------ 抜粋本文

レビュー

バイス(Vice)

投稿日:2019年4月9日 更新日:

おすすめ度

Viceキット ♤ 4.5 ★★★★☆
アイラ ♡ 4.0 ★★★★

ジョージ・W・ブッシュ政権下でアメリカ史上最も権力を持った副大統領といわれたディック・チェイニー。酒癖が悪く定職にも就けないぐうたら青年だったディックは、後に妻となる上昇志向の強い恋人リンの叱咤を受け政界入り。下院議員だったドナルド・ラムズフェルドのもとで頭角を現し、大統領首席補佐官、国務長官を経てジョージ・W・ブッシュ政権でついに副大統領の座を得る。演じるのは数々の作品で肉体改造に挑んできたクリスチャン・ベール。本作でも体重を20キロ増やし、髪まで剃ってチェイニーになりきった。リンには『メッセージ』『アメリカン・ハッスル』のエイミー・アダムス、ラムズフェルドに『フォックスキャッチャー』『マネー・ショート 華麗なる大逆転』のスティーブ・カレル、ブッシュには『スリー・ビルボード』のサム・ロックウェルとオスカー経験者が並ぶ。

 

言いたい放題

キット♤ 最初は、アメリカの副大統領なんか主人公にしたって面白い映画になるわけないと思ってた。副大統領の仕事なんて大統領が職務を続けられなくなったときの代理くらいのもので、注目されるのは大統領候補者が選挙を有利に進めるために誰を副大統領候補に指名するか・・・というときくらい。就任後の存在感なんてほとんどない。ところがディック・チェイニーは違った。

アイラ♡ G.W.ブッシュ時代、たしかに副大統領としての彼の名前が頻繁にメディアに登場してたのはよく覚えているけど、実はニクソン政権時代からじわりじわりと頭角を示してきていた人物とは知らなかった。

------------

■ 取り組む課題
(1) 『バイス』のレビューを二文で要約しなさい。
(2) 『バイス』のレビューを、最後の文の後から書き進めなさい。

------ 提示された一覧

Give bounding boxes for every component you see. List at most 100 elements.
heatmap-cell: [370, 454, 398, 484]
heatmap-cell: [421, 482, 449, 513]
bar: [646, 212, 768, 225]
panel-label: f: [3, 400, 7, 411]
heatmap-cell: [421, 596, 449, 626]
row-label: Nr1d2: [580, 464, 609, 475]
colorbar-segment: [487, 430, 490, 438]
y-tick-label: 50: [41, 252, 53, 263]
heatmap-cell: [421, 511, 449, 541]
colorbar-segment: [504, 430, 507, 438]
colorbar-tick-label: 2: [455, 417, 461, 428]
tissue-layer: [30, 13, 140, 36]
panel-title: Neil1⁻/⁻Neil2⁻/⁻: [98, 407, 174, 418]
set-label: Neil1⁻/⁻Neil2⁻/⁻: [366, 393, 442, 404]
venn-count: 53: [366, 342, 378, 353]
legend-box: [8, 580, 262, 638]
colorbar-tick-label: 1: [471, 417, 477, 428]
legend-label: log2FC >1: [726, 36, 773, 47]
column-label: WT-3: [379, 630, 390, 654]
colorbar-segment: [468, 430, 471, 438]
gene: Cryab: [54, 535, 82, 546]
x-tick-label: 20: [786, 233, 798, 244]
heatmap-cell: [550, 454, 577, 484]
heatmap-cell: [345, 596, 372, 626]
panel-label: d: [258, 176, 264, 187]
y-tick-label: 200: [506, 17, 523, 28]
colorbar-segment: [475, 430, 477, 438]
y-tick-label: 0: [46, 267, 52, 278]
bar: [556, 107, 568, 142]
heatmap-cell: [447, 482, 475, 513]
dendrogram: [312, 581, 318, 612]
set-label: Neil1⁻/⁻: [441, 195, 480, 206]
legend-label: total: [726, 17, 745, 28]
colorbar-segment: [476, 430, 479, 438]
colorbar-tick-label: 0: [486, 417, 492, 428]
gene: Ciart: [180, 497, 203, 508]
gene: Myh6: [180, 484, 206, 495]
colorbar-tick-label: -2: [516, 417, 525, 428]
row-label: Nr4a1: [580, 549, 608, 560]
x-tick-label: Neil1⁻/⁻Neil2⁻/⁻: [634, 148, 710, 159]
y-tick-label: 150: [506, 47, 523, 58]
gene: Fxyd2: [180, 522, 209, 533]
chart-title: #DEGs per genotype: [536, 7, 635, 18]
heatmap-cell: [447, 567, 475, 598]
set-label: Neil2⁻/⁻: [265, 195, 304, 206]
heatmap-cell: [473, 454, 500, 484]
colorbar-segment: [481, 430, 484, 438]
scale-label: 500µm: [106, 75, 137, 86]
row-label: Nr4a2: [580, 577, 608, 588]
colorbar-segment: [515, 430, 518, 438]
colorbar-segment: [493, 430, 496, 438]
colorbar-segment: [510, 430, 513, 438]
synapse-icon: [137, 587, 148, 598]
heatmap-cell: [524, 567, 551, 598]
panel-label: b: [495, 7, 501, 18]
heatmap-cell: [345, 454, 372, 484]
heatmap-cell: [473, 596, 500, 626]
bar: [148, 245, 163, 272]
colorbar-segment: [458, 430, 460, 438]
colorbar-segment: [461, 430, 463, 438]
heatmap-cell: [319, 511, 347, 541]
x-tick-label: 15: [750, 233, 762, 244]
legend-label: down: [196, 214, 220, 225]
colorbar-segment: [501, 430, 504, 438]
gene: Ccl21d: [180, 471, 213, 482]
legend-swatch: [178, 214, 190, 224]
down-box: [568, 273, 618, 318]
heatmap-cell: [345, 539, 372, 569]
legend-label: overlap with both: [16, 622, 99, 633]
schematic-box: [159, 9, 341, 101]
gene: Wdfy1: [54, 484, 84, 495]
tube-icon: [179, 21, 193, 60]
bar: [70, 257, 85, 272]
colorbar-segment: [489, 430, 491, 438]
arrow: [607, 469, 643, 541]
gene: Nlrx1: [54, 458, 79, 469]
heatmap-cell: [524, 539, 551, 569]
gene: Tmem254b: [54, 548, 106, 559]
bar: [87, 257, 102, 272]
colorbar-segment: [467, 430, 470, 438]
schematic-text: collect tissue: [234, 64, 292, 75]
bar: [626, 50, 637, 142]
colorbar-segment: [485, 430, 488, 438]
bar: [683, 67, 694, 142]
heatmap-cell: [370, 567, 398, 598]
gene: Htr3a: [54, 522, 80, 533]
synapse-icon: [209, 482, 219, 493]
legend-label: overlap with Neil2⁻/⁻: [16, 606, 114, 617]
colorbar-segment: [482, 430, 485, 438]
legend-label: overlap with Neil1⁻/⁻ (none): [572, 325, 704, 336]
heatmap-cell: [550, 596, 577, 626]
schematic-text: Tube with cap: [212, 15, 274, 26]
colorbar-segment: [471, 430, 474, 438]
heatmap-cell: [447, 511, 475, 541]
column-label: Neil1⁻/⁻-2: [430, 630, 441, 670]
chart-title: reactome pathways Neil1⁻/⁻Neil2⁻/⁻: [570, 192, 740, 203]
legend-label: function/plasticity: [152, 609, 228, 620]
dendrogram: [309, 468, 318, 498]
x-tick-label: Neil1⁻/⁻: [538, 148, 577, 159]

------------

■ 解答
(1) ディック・チェイニーは恋人リンの叱咤を受けて政界入りし、ラムズフェルドのもとで頭角を現してジョージ・W・ブッシュ政権の副大統領となった人物で、本作ではクリスチャン・ベールが体重を20キロ増やし髪まで剃って演じている。キットは副大統領を主人公にしても面白い映画にはならないと思っていたがチェイニーは違ったと述べ、アイラは彼がニクソン政権時代から頭角を示してきた人物とは知らなかったと語っている。

(2)
♤ 若いころのディックはまったくのダメダメ男。イェール大に入れるほどやったのに酒癖が悪く、ワイオミングの田舎で架線工事の作業員をしていたのが、聡明で野心家の妻リンに尻を叩かれて政界入り。下院議員だったドナルド・ラムズフェルドに師事しながら権力の階段を登っていくところがまず描かれる。そこからはほぼとんとん拍子で、実業界にも身を置き、ついにはG.W.ブッシュの副大統領となり実質的に「影の政府」を組織して政権を切り回していく。そもそもG.W.ブッシュは父親と違って傍目にも頼りない大統領にしか見えなかったけど、裏にディックがいたと知れば納得がいく。「Vice」には「副(大統領)」だけでなく、「悪徳」「悪癖」「不徳」なんて意味もあるから、タイトルにはいろんな思惑が込められていそう。

♡ 途中で気づいたのが、マイケル・ムーア作品と作りがよく似てること。ドラマの合間に当時のニュース映像や画像がどんどんインサートされて、大量の情報がスピーディーに処理されていくあの感じ。実際、ついていくのが結構たいへん。ところどころで入ってくるナレーションも、マイケル・ムーアの一連の作品を連想させる語り口。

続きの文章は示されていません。